▶ **WHAT IS NEEDED**: Select and copy out every line in the records containing "ESCALERA".

** start of MATERIAL PROVIDED **

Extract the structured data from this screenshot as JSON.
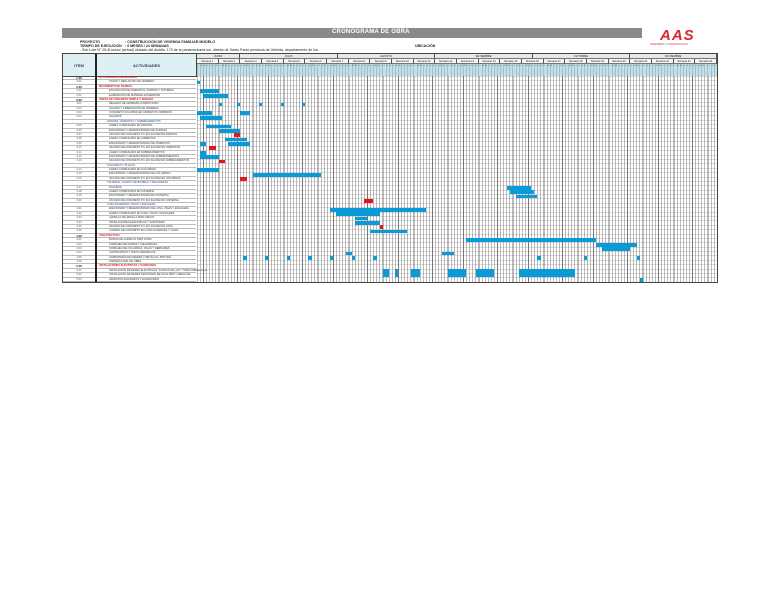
{
  "header": {
    "title": "CRONOGRAMA DE OBRA",
    "project_label": "PROYECTO",
    "project_value": ": CONSTRUCCIÓN DE VIVIENDA FAMILIAR MODELO",
    "time_label": "TIEMPO DE EJECUCIÓN",
    "time_value": ": 6 MESES / 24 SEMANAS",
    "location_line": ": Sub Lote N° 05-B sector (actual) ubicado del distrito, 170 de la panamericana sur, distrito de Santo Paulo provincia de Urbinita, departamento de Ica",
    "location_label": "UBICACIÓN",
    "logo_text": "AAS",
    "logo_sub": "INGENIERIA Y CONSTRUCCION"
  },
  "columns": {
    "item": "ITEM",
    "activities": "ACTIVIDADES"
  },
  "day_initials": [
    "L",
    "M",
    "M",
    "J",
    "V",
    "S",
    "D"
  ],
  "colors": {
    "bar": "#0a9ad7",
    "milestone": "#e8141a",
    "section": "#e8141a",
    "subsection": "#1f4aa0"
  },
  "months": [
    {
      "name": "JUNIO",
      "weeks": 2
    },
    {
      "name": "JULIO",
      "weeks": 4.5
    },
    {
      "name": "AGOSTO",
      "weeks": 4.5
    },
    {
      "name": "SETIEMBRE",
      "weeks": 4.5
    },
    {
      "name": "OCTUBRE",
      "weeks": 4.5
    },
    {
      "name": "NOVIEMBRE",
      "weeks": 4
    }
  ],
  "weeks": [
    "Semana 1",
    "Semana 2",
    "Semana 3",
    "Semana 4",
    "Semana 5",
    "Semana 6",
    "Semana 7",
    "Semana 8",
    "Semana 9",
    "Semana 10",
    "Semana 11",
    "Semana 12",
    "Semana 13",
    "Semana 14",
    "Semana 15",
    "Semana 16",
    "Semana 17",
    "Semana 18",
    "Semana 19",
    "Semana 20",
    "Semana 21",
    "Semana 22",
    "Semana 23",
    "Semana 24"
  ],
  "total_days": 168,
  "rows": [
    {
      "item": "1.00",
      "label": "ACTIVIDADES PRELIMINARES",
      "type": "section"
    },
    {
      "item": "1.01",
      "label": "TRAZO Y REPLANTEO DE TERRENO",
      "type": "item"
    },
    {
      "item": "2.00",
      "label": "MOVIMIENTO DE TIERRAS",
      "type": "section"
    },
    {
      "item": "2.01",
      "label": "EXCAVACIÓN DE CIMIENTOS, ZAPATAS Y CISTERNA",
      "type": "item"
    },
    {
      "item": "2.02",
      "label": "ELIMINACIÓN DE MATERIAL EXCEDENTE",
      "type": "item"
    },
    {
      "item": "3.00",
      "label": "OBRAS DE CONCRETO SIMPLE Y ARMADO",
      "type": "section"
    },
    {
      "item": "3.01",
      "label": "RELLENO DE AFIRMADO COMPACTADO",
      "type": "item"
    },
    {
      "item": "3.02",
      "label": "SOLADO Y CIMENTACIÓN DE TERRENO",
      "type": "item"
    },
    {
      "item": "3.03",
      "label": "CONCRETO CICLÓPEO EN CIMIENTOS CORRIDOS",
      "type": "item"
    },
    {
      "item": "3.04",
      "label": "SOLADOS",
      "type": "item"
    },
    {
      "item": "",
      "label": "ZAPATAS, CIMIENTOS Y SOBRECIMIENTOS",
      "type": "sub"
    },
    {
      "item": "3.05",
      "label": "ACERO CORRUGADO EN ZAPATAS",
      "type": "item"
    },
    {
      "item": "3.06",
      "label": "ENCOFRADO Y DESENCOFRADO DE ZAPATAS",
      "type": "item"
    },
    {
      "item": "3.07",
      "label": "VACIADO DE CONCRETO F'C 210 KG/CM2 EN ZAPATAS",
      "type": "item"
    },
    {
      "item": "3.08",
      "label": "ACERO CORRUGADO EN CIMIENTOS",
      "type": "item"
    },
    {
      "item": "3.09",
      "label": "ENCOFRADO Y DESENCOFRADO DE CIMIENTOS",
      "type": "item"
    },
    {
      "item": "3.10",
      "label": "VACIADO DE CONCRETO F'C 210 KG/CM2 EN CIMIENTOS",
      "type": "item"
    },
    {
      "item": "3.11",
      "label": "ACERO CORRUGADO EN SOBRECIMIENTOS",
      "type": "item"
    },
    {
      "item": "3.12",
      "label": "ENCOFRADO Y DESENCOFRADO DE SOBRECIMIENTOS",
      "type": "item"
    },
    {
      "item": "3.13",
      "label": "VACIADO DE CONCRETO F'C 210 KG/CM2 EN SOBRECIMIENTOS",
      "type": "item"
    },
    {
      "item": "",
      "label": "COLUMNAS Y PLACAS",
      "type": "sub"
    },
    {
      "item": "3.14",
      "label": "ACERO CORRUGADO EN COLUMNAS",
      "type": "item"
    },
    {
      "item": "3.15",
      "label": "ENCOFRADO Y DESENCOFRADO DE COLUMNAS",
      "type": "item"
    },
    {
      "item": "3.16",
      "label": "VACIADO DE CONCRETO F'C 210 KG/CM2 EN COLUMNAS",
      "type": "item"
    },
    {
      "item": "",
      "label": "CISTERNA, CUARTO DE BOMBAS Y REGADERAS",
      "type": "sub"
    },
    {
      "item": "3.17",
      "label": "SOLADOS",
      "type": "item"
    },
    {
      "item": "3.18",
      "label": "ACERO CORRUGADO EN CISTERNA",
      "type": "item"
    },
    {
      "item": "3.19",
      "label": "ENCOFRADO Y DESENCOFRADO EN CISTERNA",
      "type": "item"
    },
    {
      "item": "3.20",
      "label": "VACIADO DE CONCRETO F'C 210 KG/CM2 EN CISTERNA",
      "type": "item"
    },
    {
      "item": "",
      "label": "LOSA ALIGERADA, VIGAS Y ESCALERA",
      "type": "sub"
    },
    {
      "item": "3.21",
      "label": "ENCOFRADO Y DESENCOFRADO DE LOSA, VIGAS Y ESCALERA",
      "type": "item"
    },
    {
      "item": "3.22",
      "label": "ACERO CORRUGADO EN LOSA, VIGAS Y ESCALERA",
      "type": "item"
    },
    {
      "item": "3.23",
      "label": "LADRILLO DE ARCILLA PARA TECHO",
      "type": "item"
    },
    {
      "item": "3.24",
      "label": "INSTALACIONES ELÉCTRICAS Y SANITARIAS",
      "type": "item"
    },
    {
      "item": "3.25",
      "label": "VACIADO DE CONCRETO F'C 210 KG/CM2 EN LOSA",
      "type": "item"
    },
    {
      "item": "3.26",
      "label": "CURADO DE CONCRETO EN LOSA ALIGERADA Y VIGAS",
      "type": "item"
    },
    {
      "item": "4.00",
      "label": "ARQUITECTURA",
      "type": "section"
    },
    {
      "item": "4.01",
      "label": "MUROS DE LADRILLO KING KONG",
      "type": "item"
    },
    {
      "item": "4.02",
      "label": "TARRAJEO DE MUROS Y CIELORRASO",
      "type": "item"
    },
    {
      "item": "4.03",
      "label": "TARRAJEO DE COLUMNAS, VIGAS Y DERRAMES",
      "type": "item"
    },
    {
      "item": "4.04",
      "label": "CONTRAPISOS Y PISOS CERÁMICOS",
      "type": "item"
    },
    {
      "item": "4.05",
      "label": "CARPINTERÍA DE MADERA Y METÁLICA, PINTURA",
      "type": "item"
    },
    {
      "item": "4.06",
      "label": "LIMPIEZA FINAL DE OBRA",
      "type": "item"
    },
    {
      "item": "5.00",
      "label": "INSTALACIONES ELÉCTRICAS Y SANITARIAS",
      "type": "section"
    },
    {
      "item": "5.01",
      "label": "INSTALACIÓN DE REDES ELÉCTRICAS, SALIDAS DE LUZ Y TOMACORRIENTES",
      "type": "item"
    },
    {
      "item": "5.02",
      "label": "INSTALACIÓN DE REDES SANITARIAS DE AGUA FRÍA Y DESAGÜE",
      "type": "item"
    },
    {
      "item": "5.03",
      "label": "APARATOS SANITARIOS Y ACCESORIOS",
      "type": "item"
    }
  ],
  "chart_data": {
    "type": "gantt",
    "unit": "day",
    "bars": [
      {
        "row": 1,
        "start": 0,
        "days": 1,
        "kind": "task"
      },
      {
        "row": 3,
        "start": 1,
        "days": 6,
        "kind": "task"
      },
      {
        "row": 4,
        "start": 2,
        "days": 8,
        "kind": "task"
      },
      {
        "row": 6,
        "start": 7,
        "days": 1,
        "kind": "task"
      },
      {
        "row": 6,
        "start": 13,
        "days": 1,
        "kind": "task"
      },
      {
        "row": 6,
        "start": 20,
        "days": 1,
        "kind": "task"
      },
      {
        "row": 6,
        "start": 27,
        "days": 1,
        "kind": "task"
      },
      {
        "row": 6,
        "start": 34,
        "days": 1,
        "kind": "task"
      },
      {
        "row": 8,
        "start": 0,
        "days": 5,
        "kind": "task"
      },
      {
        "row": 8,
        "start": 14,
        "days": 3,
        "kind": "task"
      },
      {
        "row": 9,
        "start": 1,
        "days": 7,
        "kind": "task"
      },
      {
        "row": 11,
        "start": 3,
        "days": 8,
        "kind": "task"
      },
      {
        "row": 12,
        "start": 7,
        "days": 7,
        "kind": "task"
      },
      {
        "row": 13,
        "start": 12,
        "days": 2,
        "kind": "milestone"
      },
      {
        "row": 14,
        "start": 9,
        "days": 7,
        "kind": "task"
      },
      {
        "row": 15,
        "start": 1,
        "days": 2,
        "kind": "task"
      },
      {
        "row": 15,
        "start": 10,
        "days": 7,
        "kind": "task"
      },
      {
        "row": 16,
        "start": 4,
        "days": 2,
        "kind": "milestone"
      },
      {
        "row": 17,
        "start": 1,
        "days": 2,
        "kind": "task"
      },
      {
        "row": 18,
        "start": 1,
        "days": 6,
        "kind": "task"
      },
      {
        "row": 19,
        "start": 7,
        "days": 2,
        "kind": "milestone"
      },
      {
        "row": 21,
        "start": 0,
        "days": 7,
        "kind": "task"
      },
      {
        "row": 22,
        "start": 18,
        "days": 22,
        "kind": "task"
      },
      {
        "row": 23,
        "start": 14,
        "days": 2,
        "kind": "milestone"
      },
      {
        "row": 25,
        "start": 100,
        "days": 8,
        "kind": "task"
      },
      {
        "row": 26,
        "start": 101,
        "days": 8,
        "kind": "task"
      },
      {
        "row": 27,
        "start": 103,
        "days": 7,
        "kind": "task"
      },
      {
        "row": 28,
        "start": 54,
        "days": 3,
        "kind": "milestone"
      },
      {
        "row": 30,
        "start": 43,
        "days": 31,
        "kind": "task"
      },
      {
        "row": 31,
        "start": 45,
        "days": 14,
        "kind": "task"
      },
      {
        "row": 32,
        "start": 51,
        "days": 4,
        "kind": "task"
      },
      {
        "row": 33,
        "start": 51,
        "days": 8,
        "kind": "task"
      },
      {
        "row": 34,
        "start": 59,
        "days": 1,
        "kind": "milestone"
      },
      {
        "row": 35,
        "start": 56,
        "days": 12,
        "kind": "task"
      },
      {
        "row": 37,
        "start": 87,
        "days": 42,
        "kind": "task"
      },
      {
        "row": 38,
        "start": 129,
        "days": 13,
        "kind": "task"
      },
      {
        "row": 39,
        "start": 131,
        "days": 9,
        "kind": "task"
      },
      {
        "row": 40,
        "start": 48,
        "days": 2,
        "kind": "task"
      },
      {
        "row": 40,
        "start": 79,
        "days": 4,
        "kind": "task"
      },
      {
        "row": 41,
        "start": 15,
        "days": 1,
        "kind": "task"
      },
      {
        "row": 41,
        "start": 22,
        "days": 1,
        "kind": "task"
      },
      {
        "row": 41,
        "start": 29,
        "days": 1,
        "kind": "task"
      },
      {
        "row": 41,
        "start": 36,
        "days": 1,
        "kind": "task"
      },
      {
        "row": 41,
        "start": 43,
        "days": 1,
        "kind": "task"
      },
      {
        "row": 41,
        "start": 50,
        "days": 1,
        "kind": "task"
      },
      {
        "row": 41,
        "start": 57,
        "days": 1,
        "kind": "task"
      },
      {
        "row": 41,
        "start": 110,
        "days": 1,
        "kind": "task"
      },
      {
        "row": 41,
        "start": 125,
        "days": 1,
        "kind": "task"
      },
      {
        "row": 41,
        "start": 142,
        "days": 1,
        "kind": "task"
      },
      {
        "row": 44,
        "start": 60,
        "days": 2,
        "span": 2,
        "kind": "task"
      },
      {
        "row": 44,
        "start": 64,
        "days": 1,
        "span": 2,
        "kind": "task"
      },
      {
        "row": 44,
        "start": 69,
        "days": 3,
        "span": 2,
        "kind": "task"
      },
      {
        "row": 44,
        "start": 81,
        "days": 6,
        "span": 2,
        "kind": "task"
      },
      {
        "row": 44,
        "start": 90,
        "days": 6,
        "span": 2,
        "kind": "task"
      },
      {
        "row": 44,
        "start": 104,
        "days": 18,
        "span": 2,
        "kind": "task"
      },
      {
        "row": 46,
        "start": 143,
        "days": 1,
        "kind": "task"
      }
    ]
  }
}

** end of MATERIAL PROVIDED **

▶ **EXERCISE OUTPUT**:
      "label": "LOSA ALIGERADA, VIGAS Y ESCALERA",
      "label": "ENCOFRADO Y DESENCOFRADO DE LOSA, VIGAS Y ESCALERA",
      "label": "ACERO CORRUGADO EN LOSA, VIGAS Y ESCALERA",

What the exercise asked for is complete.